= Given task =
In the following material, identify every line holding the string "Canis" and return it.

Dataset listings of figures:

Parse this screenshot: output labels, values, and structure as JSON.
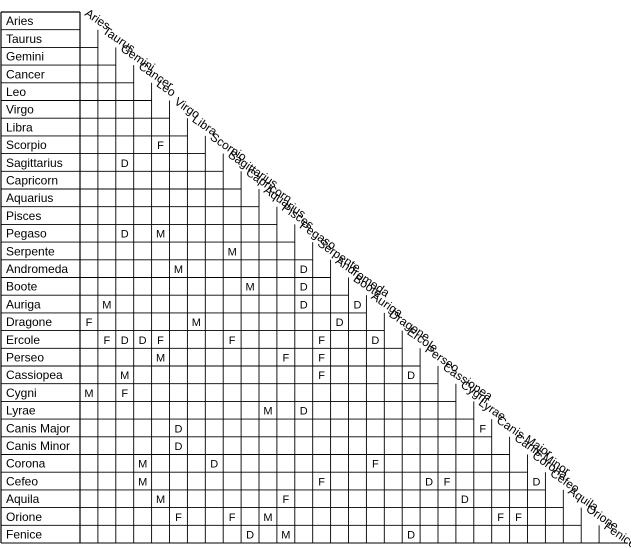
{
  "constellations": [
    "Aries",
    "Taurus",
    "Gemini",
    "Cancer",
    "Leo",
    "Virgo",
    "Libra",
    "Scorpio",
    "Sagittarius",
    "Capricorn",
    "Aquarius",
    "Pisces",
    "Pegaso",
    "Serpente",
    "Andromeda",
    "Boote",
    "Auriga",
    "Dragone",
    "Ercole",
    "Perseo",
    "Cassiopea",
    "Cygni",
    "Lyrae",
    "Canis Major",
    "Canis Minor",
    "Corona",
    "Cefeo",
    "Aquila",
    "Orione",
    "Fenice"
  ],
  "marks": [
    {
      "row": "Scorpio",
      "col": "Leo",
      "value": "F"
    },
    {
      "row": "Sagittarius",
      "col": "Gemini",
      "value": "D"
    },
    {
      "row": "Pegaso",
      "col": "Gemini",
      "value": "D"
    },
    {
      "row": "Pegaso",
      "col": "Leo",
      "value": "M"
    },
    {
      "row": "Serpente",
      "col": "Sagittarius",
      "value": "M"
    },
    {
      "row": "Andromeda",
      "col": "Virgo",
      "value": "M"
    },
    {
      "row": "Andromeda",
      "col": "Pegaso",
      "value": "D"
    },
    {
      "row": "Boote",
      "col": "Capricorn",
      "value": "M"
    },
    {
      "row": "Boote",
      "col": "Pegaso",
      "value": "D"
    },
    {
      "row": "Auriga",
      "col": "Taurus",
      "value": "M"
    },
    {
      "row": "Auriga",
      "col": "Pegaso",
      "value": "D"
    },
    {
      "row": "Auriga",
      "col": "Boote",
      "value": "D"
    },
    {
      "row": "Dragone",
      "col": "Aries",
      "value": "F"
    },
    {
      "row": "Dragone",
      "col": "Libra",
      "value": "M"
    },
    {
      "row": "Dragone",
      "col": "Andromeda",
      "value": "D"
    },
    {
      "row": "Ercole",
      "col": "Taurus",
      "value": "F"
    },
    {
      "row": "Ercole",
      "col": "Gemini",
      "value": "D"
    },
    {
      "row": "Ercole",
      "col": "Cancer",
      "value": "D"
    },
    {
      "row": "Ercole",
      "col": "Leo",
      "value": "F"
    },
    {
      "row": "Ercole",
      "col": "Sagittarius",
      "value": "F"
    },
    {
      "row": "Ercole",
      "col": "Serpente",
      "value": "F"
    },
    {
      "row": "Ercole",
      "col": "Auriga",
      "value": "D"
    },
    {
      "row": "Perseo",
      "col": "Leo",
      "value": "M"
    },
    {
      "row": "Perseo",
      "col": "Pisces",
      "value": "F"
    },
    {
      "row": "Perseo",
      "col": "Serpente",
      "value": "F"
    },
    {
      "row": "Cassiopea",
      "col": "Gemini",
      "value": "M"
    },
    {
      "row": "Cassiopea",
      "col": "Serpente",
      "value": "F"
    },
    {
      "row": "Cassiopea",
      "col": "Ercole",
      "value": "D"
    },
    {
      "row": "Cygni",
      "col": "Aries",
      "value": "M"
    },
    {
      "row": "Cygni",
      "col": "Gemini",
      "value": "F"
    },
    {
      "row": "Lyrae",
      "col": "Aquarius",
      "value": "M"
    },
    {
      "row": "Lyrae",
      "col": "Pegaso",
      "value": "D"
    },
    {
      "row": "Canis Major",
      "col": "Virgo",
      "value": "D"
    },
    {
      "row": "Canis Major",
      "col": "Lyrae",
      "value": "F"
    },
    {
      "row": "Canis Minor",
      "col": "Virgo",
      "value": "D"
    },
    {
      "row": "Corona",
      "col": "Cancer",
      "value": "M"
    },
    {
      "row": "Corona",
      "col": "Scorpio",
      "value": "D"
    },
    {
      "row": "Corona",
      "col": "Auriga",
      "value": "F"
    },
    {
      "row": "Cefeo",
      "col": "Cancer",
      "value": "M"
    },
    {
      "row": "Cefeo",
      "col": "Serpente",
      "value": "F"
    },
    {
      "row": "Cefeo",
      "col": "Perseo",
      "value": "D"
    },
    {
      "row": "Cefeo",
      "col": "Cassiopea",
      "value": "F"
    },
    {
      "row": "Cefeo",
      "col": "Corona",
      "value": "D"
    },
    {
      "row": "Aquila",
      "col": "Leo",
      "value": "M"
    },
    {
      "row": "Aquila",
      "col": "Pisces",
      "value": "F"
    },
    {
      "row": "Aquila",
      "col": "Cygni",
      "value": "D"
    },
    {
      "row": "Orione",
      "col": "Virgo",
      "value": "F"
    },
    {
      "row": "Orione",
      "col": "Sagittarius",
      "value": "F"
    },
    {
      "row": "Orione",
      "col": "Aquarius",
      "value": "M"
    },
    {
      "row": "Orione",
      "col": "Canis Major",
      "value": "F"
    },
    {
      "row": "Orione",
      "col": "Canis Minor",
      "value": "F"
    },
    {
      "row": "Fenice",
      "col": "Capricorn",
      "value": "D"
    },
    {
      "row": "Fenice",
      "col": "Pisces",
      "value": "M"
    },
    {
      "row": "Fenice",
      "col": "Ercole",
      "value": "D"
    }
  ]
}
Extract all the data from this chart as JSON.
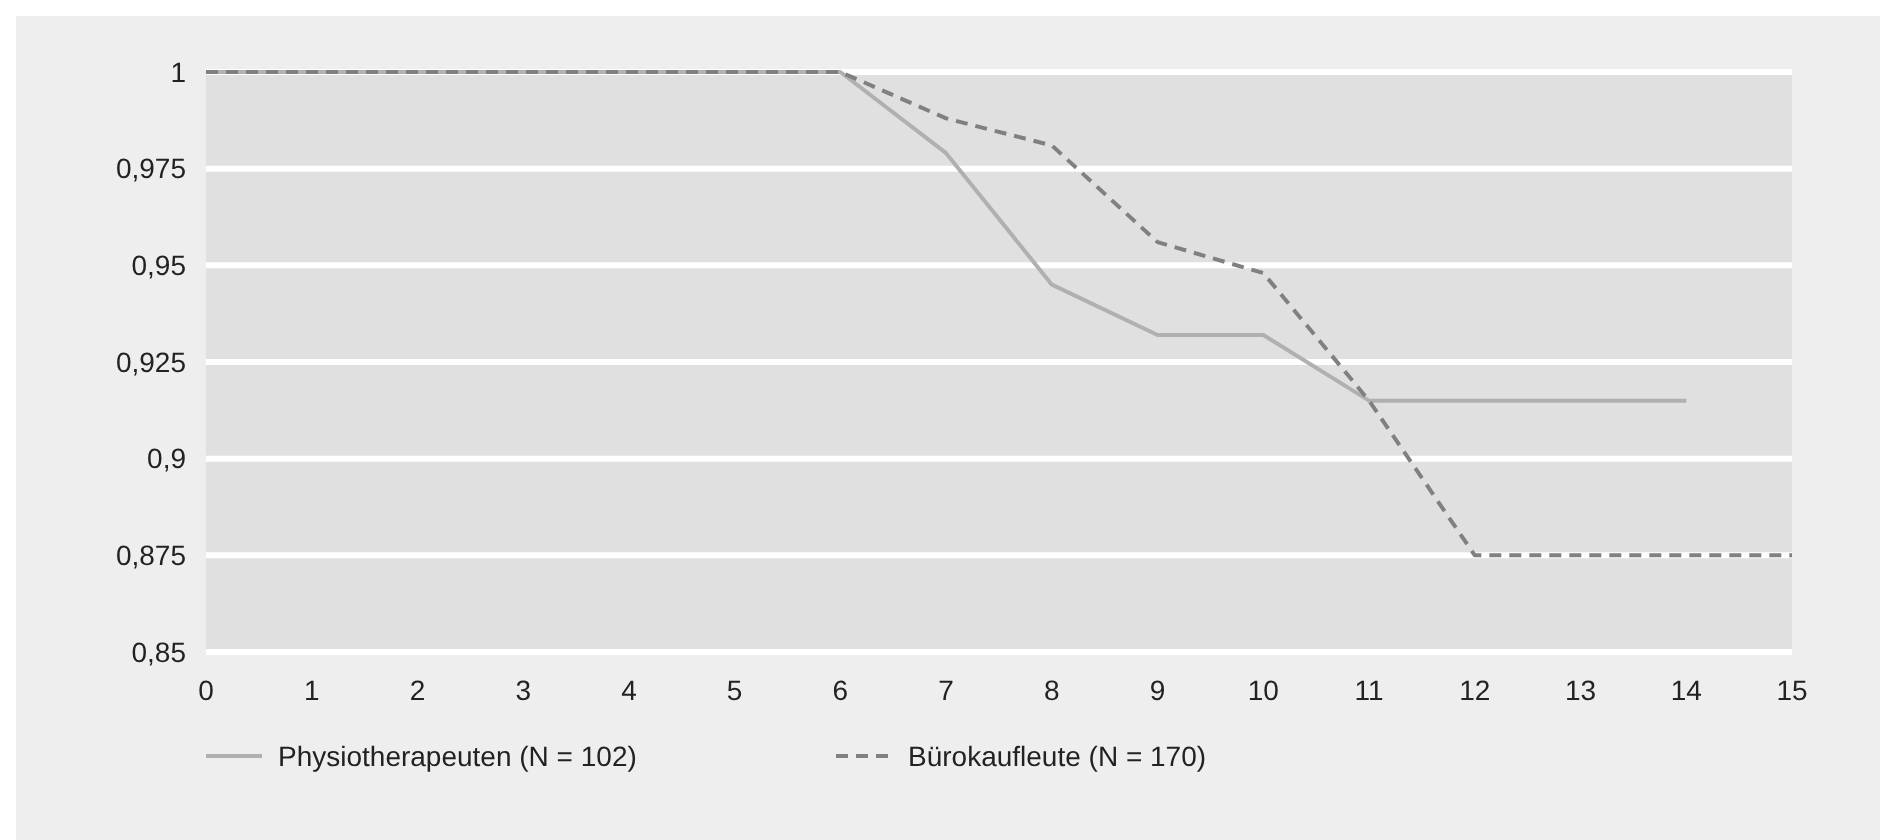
{
  "chart_data": {
    "type": "line",
    "x": [
      0,
      1,
      2,
      3,
      4,
      5,
      6,
      7,
      8,
      9,
      10,
      11,
      12,
      13,
      14,
      15
    ],
    "series": [
      {
        "name": "Physiotherapeuten (N = 102)",
        "color": "#b0b0b0",
        "line_style": "solid",
        "values": [
          1,
          1,
          1,
          1,
          1,
          1,
          1,
          0.979,
          0.945,
          0.932,
          0.932,
          0.915,
          0.915,
          0.915,
          0.915,
          null
        ]
      },
      {
        "name": "Bürokaufleute (N = 170)",
        "color": "#808080",
        "line_style": "dashed",
        "values": [
          1,
          1,
          1,
          1,
          1,
          1,
          1,
          0.988,
          0.981,
          0.956,
          0.948,
          0.915,
          0.875,
          0.875,
          0.875,
          0.875
        ]
      }
    ],
    "xlim": [
      0,
      15
    ],
    "xticks": [
      0,
      1,
      2,
      3,
      4,
      5,
      6,
      7,
      8,
      9,
      10,
      11,
      12,
      13,
      14,
      15
    ],
    "ylim": [
      0.85,
      1
    ],
    "yticks": [
      {
        "value": 0.85,
        "label": "0,85"
      },
      {
        "value": 0.875,
        "label": "0,875"
      },
      {
        "value": 0.9,
        "label": "0,9"
      },
      {
        "value": 0.925,
        "label": "0,925"
      },
      {
        "value": 0.95,
        "label": "0,95"
      },
      {
        "value": 0.975,
        "label": "0,975"
      },
      {
        "value": 1,
        "label": "1"
      }
    ],
    "grid": "y",
    "legend": "bottom left",
    "marker": "none"
  }
}
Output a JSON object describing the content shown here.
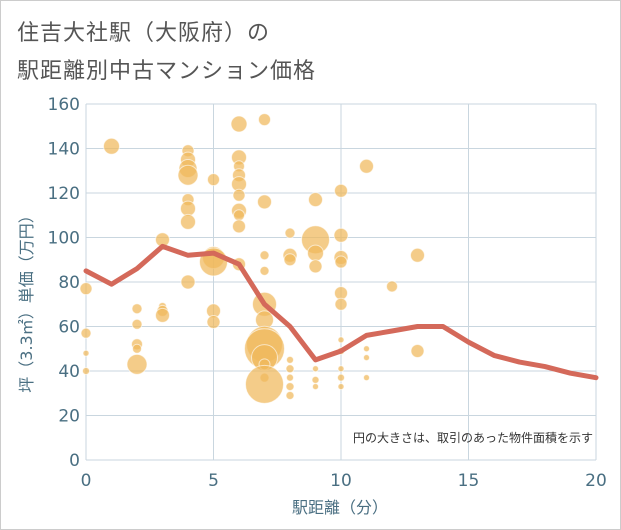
{
  "header": {
    "title_line1": "住吉大社駅（大阪府）の",
    "title_line2": "駅距離別中古マンション価格"
  },
  "note": "円の大きさは、取引のあった物件面積を示す",
  "colors": {
    "bubble": "#f0b95b",
    "line": "#d4695a",
    "grid": "#c9d6df",
    "axis_text": "#4a6f82"
  },
  "chart_data": {
    "type": "scatter",
    "title": "住吉大社駅（大阪府）の駅距離別中古マンション価格",
    "xlabel": "駅距離（分）",
    "ylabel": "坪（3.3㎡）単価（万円）",
    "xlim": [
      0,
      20
    ],
    "ylim": [
      0,
      160
    ],
    "xticks": [
      "0",
      "5",
      "10",
      "15",
      "20"
    ],
    "yticks": [
      "0",
      "20",
      "40",
      "60",
      "80",
      "100",
      "120",
      "140",
      "160"
    ],
    "grid": true,
    "bubbles": [
      {
        "x": 0,
        "y": 77,
        "s": 12
      },
      {
        "x": 0,
        "y": 57,
        "s": 10
      },
      {
        "x": 0,
        "y": 48,
        "s": 6
      },
      {
        "x": 0,
        "y": 40,
        "s": 7
      },
      {
        "x": 1,
        "y": 141,
        "s": 16
      },
      {
        "x": 2,
        "y": 68,
        "s": 10
      },
      {
        "x": 2,
        "y": 61,
        "s": 10
      },
      {
        "x": 2,
        "y": 52,
        "s": 11
      },
      {
        "x": 2,
        "y": 50,
        "s": 9
      },
      {
        "x": 2,
        "y": 43,
        "s": 20
      },
      {
        "x": 3,
        "y": 99,
        "s": 14
      },
      {
        "x": 3,
        "y": 69,
        "s": 8
      },
      {
        "x": 3,
        "y": 67,
        "s": 11
      },
      {
        "x": 3,
        "y": 65,
        "s": 14
      },
      {
        "x": 4,
        "y": 139,
        "s": 12
      },
      {
        "x": 4,
        "y": 135,
        "s": 15
      },
      {
        "x": 4,
        "y": 131,
        "s": 18
      },
      {
        "x": 4,
        "y": 128,
        "s": 20
      },
      {
        "x": 4,
        "y": 117,
        "s": 12
      },
      {
        "x": 4,
        "y": 113,
        "s": 15
      },
      {
        "x": 4,
        "y": 107,
        "s": 15
      },
      {
        "x": 4,
        "y": 80,
        "s": 14
      },
      {
        "x": 5,
        "y": 126,
        "s": 12
      },
      {
        "x": 5,
        "y": 91,
        "s": 22
      },
      {
        "x": 5,
        "y": 89,
        "s": 28
      },
      {
        "x": 5,
        "y": 67,
        "s": 14
      },
      {
        "x": 5,
        "y": 62,
        "s": 13
      },
      {
        "x": 6,
        "y": 151,
        "s": 16
      },
      {
        "x": 6,
        "y": 136,
        "s": 15
      },
      {
        "x": 6,
        "y": 132,
        "s": 11
      },
      {
        "x": 6,
        "y": 128,
        "s": 13
      },
      {
        "x": 6,
        "y": 124,
        "s": 15
      },
      {
        "x": 6,
        "y": 119,
        "s": 12
      },
      {
        "x": 6,
        "y": 112,
        "s": 15
      },
      {
        "x": 6,
        "y": 110,
        "s": 11
      },
      {
        "x": 6,
        "y": 105,
        "s": 13
      },
      {
        "x": 6,
        "y": 88,
        "s": 13
      },
      {
        "x": 7,
        "y": 153,
        "s": 12
      },
      {
        "x": 7,
        "y": 116,
        "s": 14
      },
      {
        "x": 7,
        "y": 92,
        "s": 9
      },
      {
        "x": 7,
        "y": 85,
        "s": 9
      },
      {
        "x": 7,
        "y": 70,
        "s": 24
      },
      {
        "x": 7,
        "y": 63,
        "s": 18
      },
      {
        "x": 7,
        "y": 52,
        "s": 36
      },
      {
        "x": 7,
        "y": 50,
        "s": 40
      },
      {
        "x": 7,
        "y": 46,
        "s": 26
      },
      {
        "x": 7,
        "y": 43,
        "s": 11
      },
      {
        "x": 7,
        "y": 37,
        "s": 9
      },
      {
        "x": 7,
        "y": 34,
        "s": 38
      },
      {
        "x": 8,
        "y": 102,
        "s": 10
      },
      {
        "x": 8,
        "y": 92,
        "s": 14
      },
      {
        "x": 8,
        "y": 90,
        "s": 12
      },
      {
        "x": 8,
        "y": 45,
        "s": 7
      },
      {
        "x": 8,
        "y": 41,
        "s": 8
      },
      {
        "x": 8,
        "y": 37,
        "s": 7
      },
      {
        "x": 8,
        "y": 33,
        "s": 8
      },
      {
        "x": 8,
        "y": 29,
        "s": 8
      },
      {
        "x": 9,
        "y": 117,
        "s": 14
      },
      {
        "x": 9,
        "y": 99,
        "s": 28
      },
      {
        "x": 9,
        "y": 93,
        "s": 16
      },
      {
        "x": 9,
        "y": 87,
        "s": 13
      },
      {
        "x": 9,
        "y": 41,
        "s": 6
      },
      {
        "x": 9,
        "y": 36,
        "s": 7
      },
      {
        "x": 9,
        "y": 33,
        "s": 6
      },
      {
        "x": 10,
        "y": 121,
        "s": 13
      },
      {
        "x": 10,
        "y": 101,
        "s": 14
      },
      {
        "x": 10,
        "y": 91,
        "s": 14
      },
      {
        "x": 10,
        "y": 89,
        "s": 12
      },
      {
        "x": 10,
        "y": 75,
        "s": 13
      },
      {
        "x": 10,
        "y": 70,
        "s": 12
      },
      {
        "x": 10,
        "y": 54,
        "s": 6
      },
      {
        "x": 10,
        "y": 49,
        "s": 7
      },
      {
        "x": 10,
        "y": 41,
        "s": 6
      },
      {
        "x": 10,
        "y": 37,
        "s": 7
      },
      {
        "x": 10,
        "y": 33,
        "s": 6
      },
      {
        "x": 11,
        "y": 132,
        "s": 14
      },
      {
        "x": 11,
        "y": 50,
        "s": 6
      },
      {
        "x": 11,
        "y": 46,
        "s": 6
      },
      {
        "x": 11,
        "y": 37,
        "s": 6
      },
      {
        "x": 12,
        "y": 78,
        "s": 11
      },
      {
        "x": 13,
        "y": 92,
        "s": 14
      },
      {
        "x": 13,
        "y": 49,
        "s": 13
      }
    ],
    "series": [
      {
        "x": [
          0,
          1,
          2,
          3,
          4,
          5,
          6,
          7,
          8,
          9,
          10,
          11,
          12,
          13,
          14,
          15,
          16,
          17,
          18,
          19,
          20
        ],
        "values": [
          85,
          79,
          86,
          96,
          92,
          93,
          88,
          70,
          60,
          45,
          49,
          56,
          58,
          60,
          60,
          53,
          47,
          44,
          42,
          39,
          37
        ]
      }
    ]
  }
}
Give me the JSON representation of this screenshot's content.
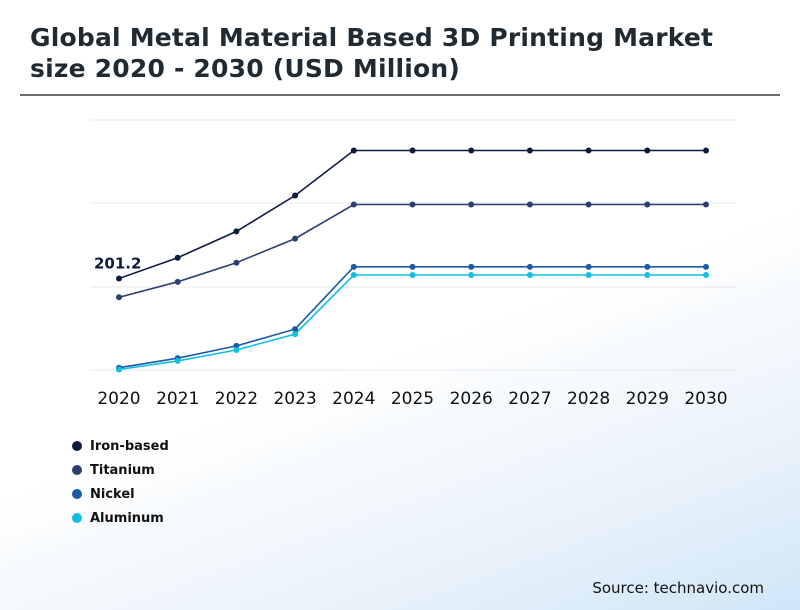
{
  "title": "Global Metal Material Based 3D Printing Market size 2020 - 2030 (USD Million)",
  "source": "Source: technavio.com",
  "chart_data": {
    "type": "line",
    "x": [
      "2020",
      "2021",
      "2022",
      "2023",
      "2024",
      "2025",
      "2026",
      "2027",
      "2028",
      "2029",
      "2030"
    ],
    "ylim": [
      0,
      550
    ],
    "grid": true,
    "legend_position": "bottom-left",
    "annotations": [
      {
        "series": "Iron-based",
        "x": "2020",
        "text": "201.2"
      }
    ],
    "series": [
      {
        "name": "Iron-based",
        "color": "#0d1b3e",
        "values": [
          201.2,
          247,
          305,
          384,
          483,
          483,
          483,
          483,
          483,
          483,
          483
        ]
      },
      {
        "name": "Titanium",
        "color": "#2c4070",
        "values": [
          160,
          194,
          236,
          289,
          364,
          364,
          364,
          364,
          364,
          364,
          364
        ]
      },
      {
        "name": "Nickel",
        "color": "#1a5aa6",
        "values": [
          5,
          26,
          53,
          90,
          227,
          227,
          227,
          227,
          227,
          227,
          227
        ]
      },
      {
        "name": "Aluminum",
        "color": "#11bfe0",
        "values": [
          1,
          20,
          44,
          79,
          209,
          209,
          209,
          209,
          209,
          209,
          209
        ]
      }
    ]
  }
}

= Response =
    "Canis Major",
    "Canis Minor",
      "row": "Canis Major",
      "row": "Canis Major",
      "row": "Canis Minor",
      "col": "Canis Major",
      "col": "Canis Minor",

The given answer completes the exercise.